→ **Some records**
=======

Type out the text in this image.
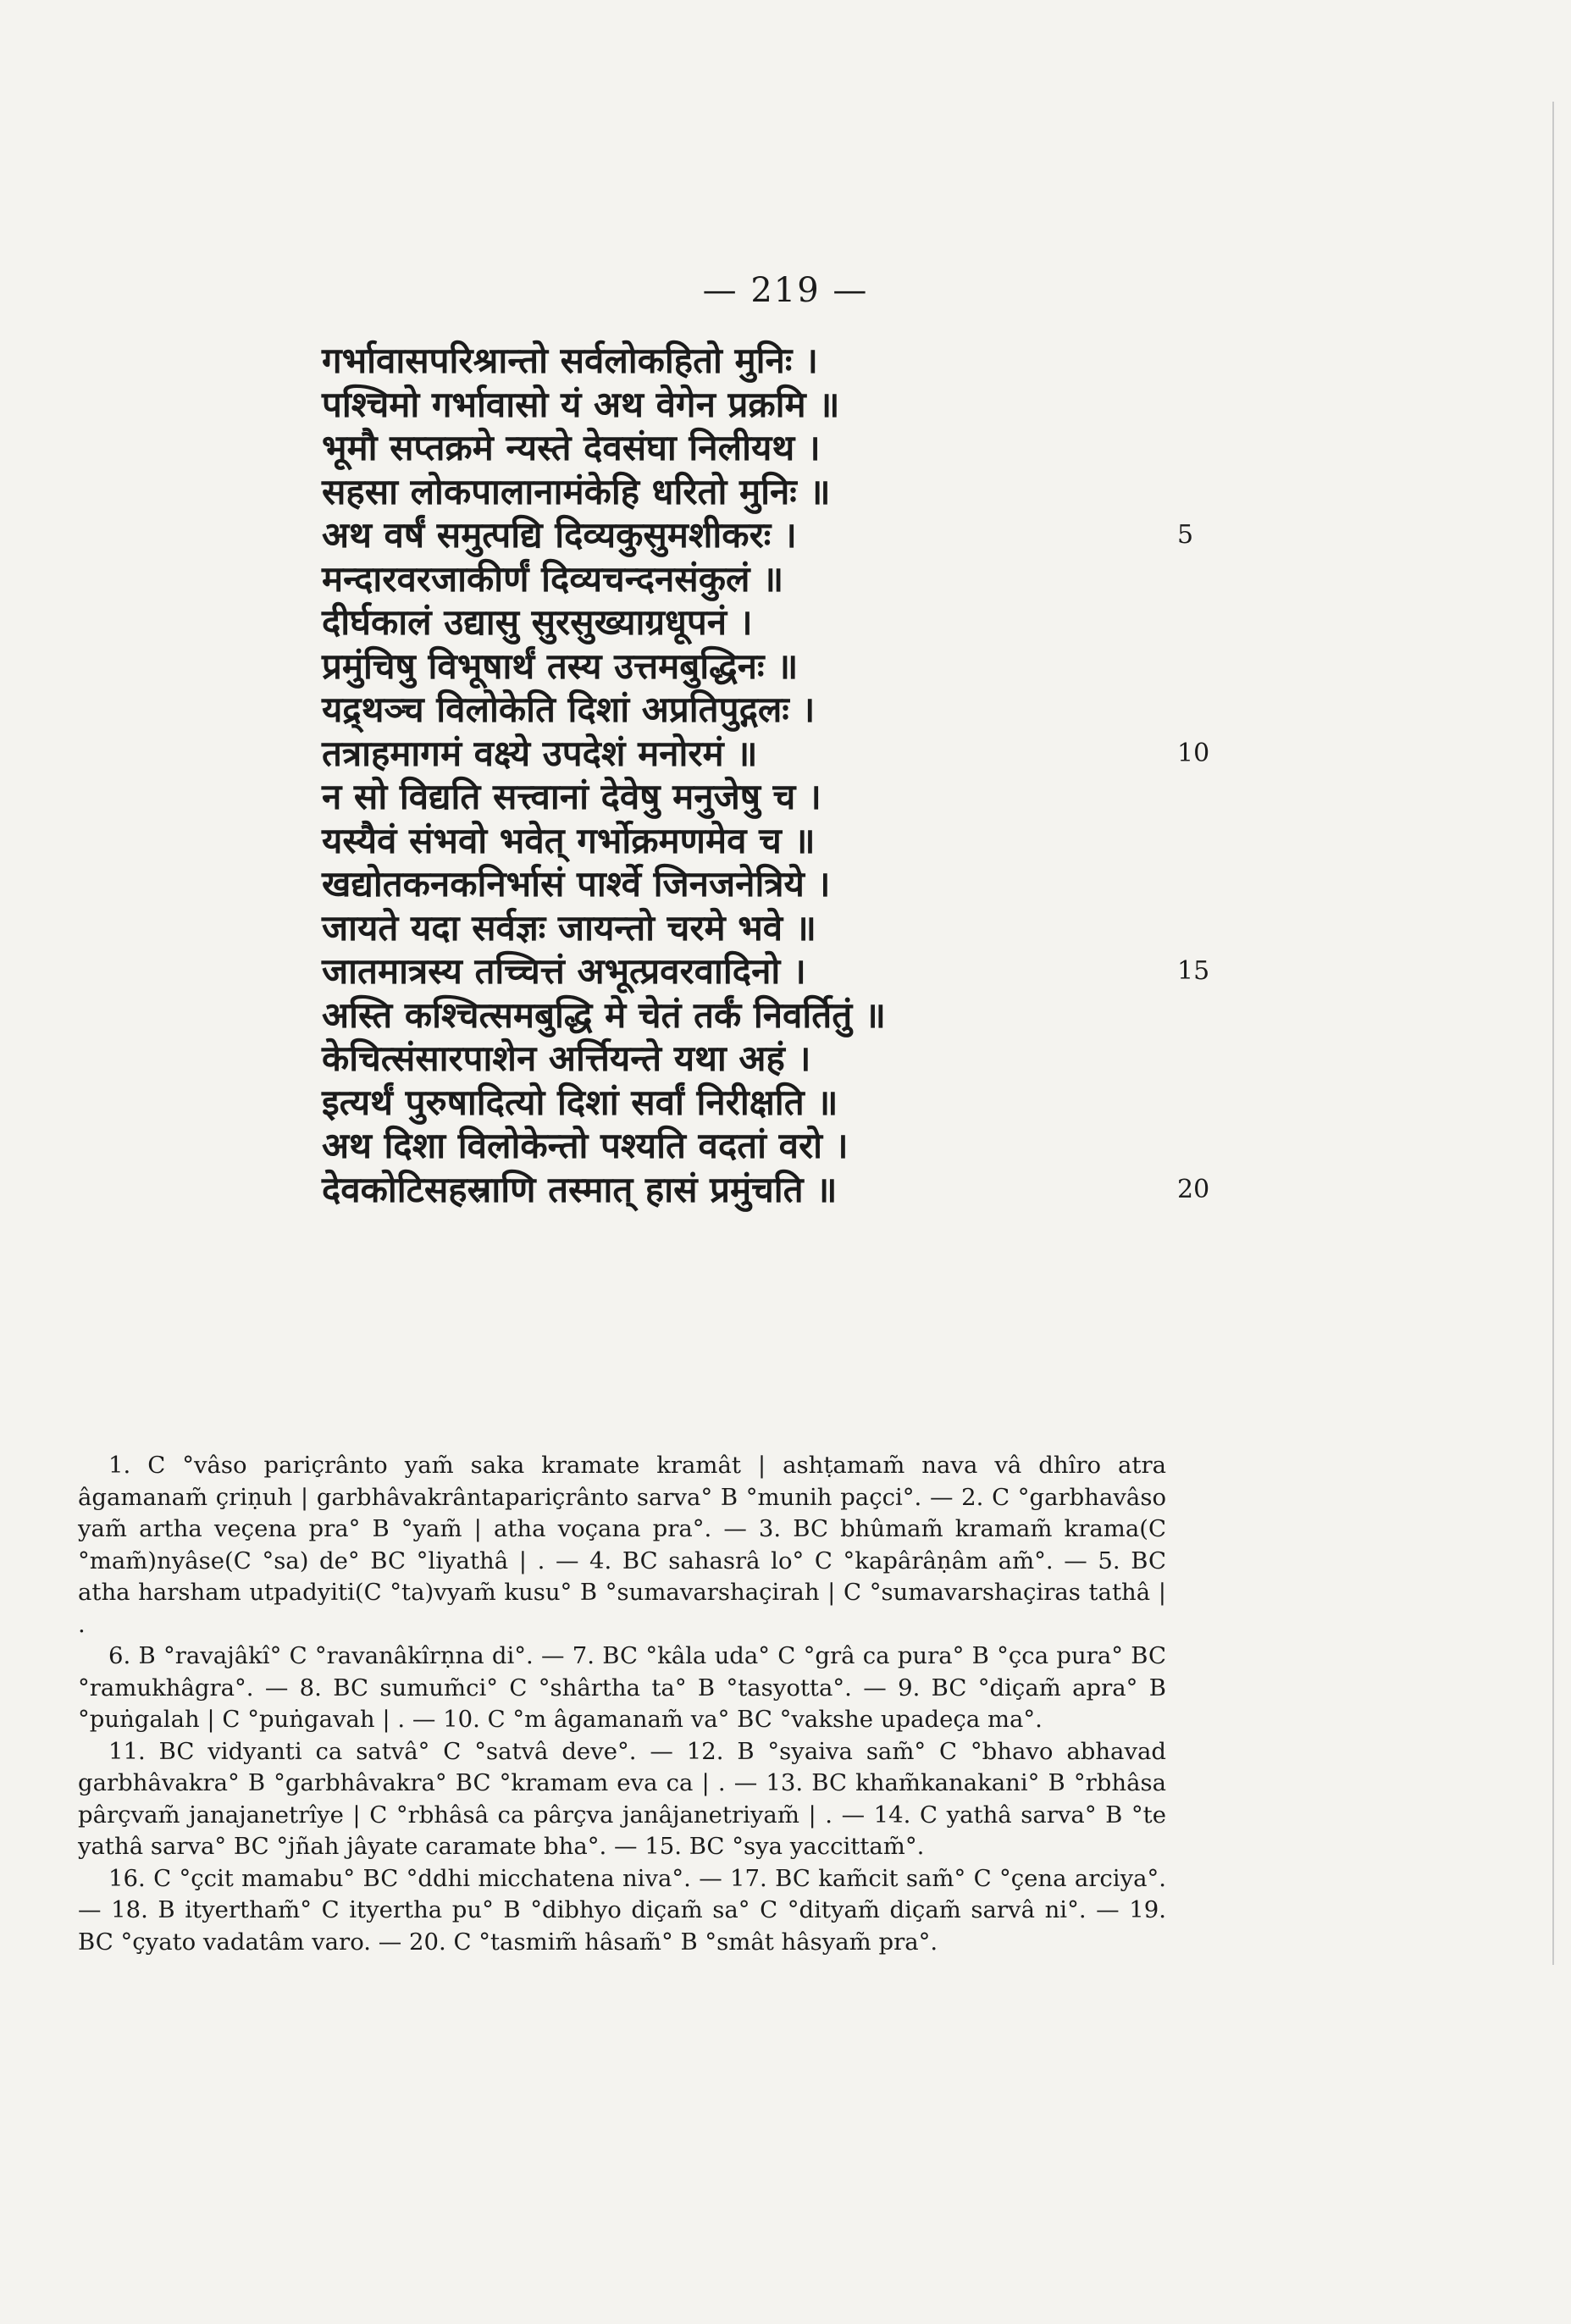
— 219 —
गर्भावासपरिश्रान्तो सर्वलोकहितो मुनिः ।
पश्चिमो गर्भावासो यं अथ वेगेन प्रक्रमि ॥
भूमौ सप्तक्रमे न्यस्ते देवसंघा निलीयथ ।
सहसा लोकपालानामंकेहि धरितो मुनिः ॥
अथ वर्षं समुत्पद्यि दिव्यकुसुमशीकरः ।	5
मन्दारवरजाकीर्णं दिव्यचन्दनसंकुलं ॥
दीर्घकालं उद्यासु सुरसुख्याग्रधूपनं ।
प्रमुंचिषु विभूषार्थं तस्य उत्तमबुद्धिनः ॥
यद्र्थञ्च विलोकेति दिशां अप्रतिपुद्गलः ।
तत्राहमागमं वक्ष्ये उपदेशं मनोरमं ॥	10
न सो विद्यति सत्त्वानां देवेषु मनुजेषु च ।
यस्यैवं संभवो भवेत् गर्भोक्रमणमेव च ॥
खद्योतकनकनिर्भासं पार्श्वे जिनजनेत्रिये ।
जायते यदा सर्वज्ञः जायन्तो चरमे भवे ॥
जातमात्रस्य तच्चित्तं अभूत्प्रवरवादिनो ।	15
अस्ति कश्चित्समबुद्धि मे चेतं तर्कं निवर्तितुं ॥
केचित्संसारपाशेन अर्त्तियन्ते यथा अहं ।
इत्यर्थं पुरुषादित्यो दिशां सर्वां निरीक्षति ॥
अथ दिशा विलोकेन्तो पश्यति वदतां वरो ।
देवकोटिसहस्राणि तस्मात् हासं प्रमुंचति ॥	20

1. C °vâso pariçrânto yam̃ saka kramate kramât | ashṭamam̃ nava vâ dhîro atra âgamanam̃ çriṇuh | garbhâvakrântapariçrânto sarva° B °munih paçci°. — 2. C °garbhavâso yam̃ artha veçena pra° B °yam̃ | atha voçana pra°. — 3. BC bhûmam̃ kramam̃ krama(C °mam̃)nyâse(C °sa) de° BC °liyathâ | . — 4. BC sahasrâ lo° C °kapârâṇâm am̃°. — 5. BC atha harsham utpadyiti(C °ta)vyam̃ kusu° B °sumavarshaçirah | C °sumavarshaçiras tathâ | .

6. B °ravajâkî° C °ravanâkîrṇna di°. — 7. BC °kâla uda° C °grâ ca pura° B °çca pura° BC °ramukhâgra°. — 8. BC sumum̃ci° C °shârtha ta° B °tasyotta°. — 9. BC °diçam̃ apra° B °puṅgalah | C °puṅgavah | . — 10. C °m âgamanam̃ va° BC °vakshe upadeça ma°.

11. BC vidyanti ca satvâ° C °satvâ deve°. — 12. B °syaiva sam̃° C °bhavo abhavad garbhâvakra° B °garbhâvakra° BC °kramam eva ca | . — 13. BC kham̃kanakani° B °rbhâsa pârçvam̃ janajanetrîye | C °rbhâsâ ca pârçva janâjanetriyam̃ | . — 14. C yathâ sarva° B °te yathâ sarva° BC °jñah jâyate caramate bha°. — 15. BC °sya yaccittam̃°.

16. C °çcit mamabu° BC °ddhi micchatena niva°. — 17. BC kam̃cit sam̃° C °çena arciya°. — 18. B ityertham̃° C ityertha pu° B °dibhyo diçam̃ sa° C °dityam̃ diçam̃ sarvâ ni°. — 19. BC °çyato vadatâm varo. — 20. C °tasmim̃ hâsam̃° B °smât hâsyam̃ pra°.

=======

→ **Exercise brief**
Restate each of the entries above word for word and skip every image.

→ **Solution**
Type out the text in this image.
— 219 —
गर्भावासपरिश्रान्तो सर्वलोकहितो मुनिः ।
पश्चिमो गर्भावासो यं अथ वेगेन प्रक्रमि ॥
भूमौ सप्तक्रमे न्यस्ते देवसंघा निलीयथ ।
सहसा लोकपालानामंकेहि धरितो मुनिः ॥
अथ वर्षं समुत्पद्यि दिव्यकुसुमशीकरः ।	5
मन्दारवरजाकीर्णं दिव्यचन्दनसंकुलं ॥
दीर्घकालं उद्यासु सुरसुख्याग्रधूपनं ।
प्रमुंचिषु विभूषार्थं तस्य उत्तमबुद्धिनः ॥
यद्र्थञ्च विलोकेति दिशां अप्रतिपुद्गलः ।
तत्राहमागमं वक्ष्ये उपदेशं मनोरमं ॥	10
न सो विद्यति सत्त्वानां देवेषु मनुजेषु च ।
यस्यैवं संभवो भवेत् गर्भोक्रमणमेव च ॥
खद्योतकनकनिर्भासं पार्श्वे जिनजनेत्रिये ।
जायते यदा सर्वज्ञः जायन्तो चरमे भवे ॥
जातमात्रस्य तच्चित्तं अभूत्प्रवरवादिनो ।	15
अस्ति कश्चित्समबुद्धि मे चेतं तर्कं निवर्तितुं ॥
केचित्संसारपाशेन अर्त्तियन्ते यथा अहं ।
इत्यर्थं पुरुषादित्यो दिशां सर्वां निरीक्षति ॥
अथ दिशा विलोकेन्तो पश्यति वदतां वरो ।
देवकोटिसहस्राणि तस्मात् हासं प्रमुंचति ॥	20

1. C °vâso pariçrânto yam̃ saka kramate kramât | ashṭamam̃ nava vâ dhîro atra âgamanam̃ çriṇuh | garbhâvakrântapariçrânto sarva° B °munih paçci°. — 2. C °garbhavâso yam̃ artha veçena pra° B °yam̃ | atha voçana pra°. — 3. BC bhûmam̃ kramam̃ krama(C °mam̃)nyâse(C °sa) de° BC °liyathâ | . — 4. BC sahasrâ lo° C °kapârâṇâm am̃°. — 5. BC atha harsham utpadyiti(C °ta)vyam̃ kusu° B °sumavarshaçirah | C °sumavarshaçiras tathâ | .

6. B °ravajâkî° C °ravanâkîrṇna di°. — 7. BC °kâla uda° C °grâ ca pura° B °çca pura° BC °ramukhâgra°. — 8. BC sumum̃ci° C °shârtha ta° B °tasyotta°. — 9. BC °diçam̃ apra° B °puṅgalah | C °puṅgavah | . — 10. C °m âgamanam̃ va° BC °vakshe upadeça ma°.

11. BC vidyanti ca satvâ° C °satvâ deve°. — 12. B °syaiva sam̃° C °bhavo abhavad garbhâvakra° B °garbhâvakra° BC °kramam eva ca | . — 13. BC kham̃kanakani° B °rbhâsa pârçvam̃ janajanetrîye | C °rbhâsâ ca pârçva janâjanetriyam̃ | . — 14. C yathâ sarva° B °te yathâ sarva° BC °jñah jâyate caramate bha°. — 15. BC °sya yaccittam̃°.

16. C °çcit mamabu° BC °ddhi micchatena niva°. — 17. BC kam̃cit sam̃° C °çena arciya°. — 18. B ityertham̃° C ityertha pu° B °dibhyo diçam̃ sa° C °dityam̃ diçam̃ sarvâ ni°. — 19. BC °çyato vadatâm varo. — 20. C °tasmim̃ hâsam̃° B °smât hâsyam̃ pra°.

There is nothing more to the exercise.